Your instructions: Below is a block of records; repeat each one exactly.

++++ Records for processing ++++

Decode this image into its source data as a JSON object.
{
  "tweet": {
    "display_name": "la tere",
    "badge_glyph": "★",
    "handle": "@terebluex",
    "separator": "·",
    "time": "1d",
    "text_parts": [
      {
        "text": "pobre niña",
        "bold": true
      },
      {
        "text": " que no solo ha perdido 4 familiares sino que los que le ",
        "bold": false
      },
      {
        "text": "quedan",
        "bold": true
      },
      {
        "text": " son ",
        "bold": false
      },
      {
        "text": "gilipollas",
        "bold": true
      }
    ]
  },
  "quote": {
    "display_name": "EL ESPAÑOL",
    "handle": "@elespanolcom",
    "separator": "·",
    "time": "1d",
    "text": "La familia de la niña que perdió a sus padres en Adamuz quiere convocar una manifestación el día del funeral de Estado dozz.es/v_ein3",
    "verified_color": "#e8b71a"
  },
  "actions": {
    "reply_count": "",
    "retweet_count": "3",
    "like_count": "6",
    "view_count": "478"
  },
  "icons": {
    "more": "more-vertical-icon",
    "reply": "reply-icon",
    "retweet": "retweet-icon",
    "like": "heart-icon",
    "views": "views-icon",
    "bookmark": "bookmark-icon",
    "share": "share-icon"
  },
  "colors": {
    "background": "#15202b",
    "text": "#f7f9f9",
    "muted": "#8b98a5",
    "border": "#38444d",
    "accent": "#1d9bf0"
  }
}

++++

Answer for the task:
Decode this image into its source data as a JSON object.
{
  "tweet": {
    "display_name": "la tere",
    "badge_glyph": "★",
    "handle": "@terebluex",
    "separator": "·",
    "time": "1d",
    "text_parts": [
      {
        "text": "pobre niña",
        "bold": true
      },
      {
        "text": " que no solo ha perdido 4 familiares sino que los que le ",
        "bold": false
      },
      {
        "text": "quedan",
        "bold": true
      },
      {
        "text": " son ",
        "bold": false
      },
      {
        "text": "gilipollas",
        "bold": true
      }
    ]
  },
  "quote": {
    "display_name": "EL ESPAÑOL",
    "handle": "@elespanolcom",
    "separator": "·",
    "time": "1d",
    "text": "La familia de la niña que perdió a sus padres en Adamuz quiere convocar una manifestación el día del funeral de Estado dozz.es/v_ein3",
    "verified_color": "#e8b71a"
  },
  "actions": {
    "reply_count": "",
    "retweet_count": "3",
    "like_count": "6",
    "view_count": "478"
  },
  "icons": {
    "more": "more-vertical-icon",
    "reply": "reply-icon",
    "retweet": "retweet-icon",
    "like": "heart-icon",
    "views": "views-icon",
    "bookmark": "bookmark-icon",
    "share": "share-icon"
  },
  "colors": {
    "background": "#15202b",
    "text": "#f7f9f9",
    "muted": "#8b98a5",
    "border": "#38444d",
    "accent": "#1d9bf0"
  }
}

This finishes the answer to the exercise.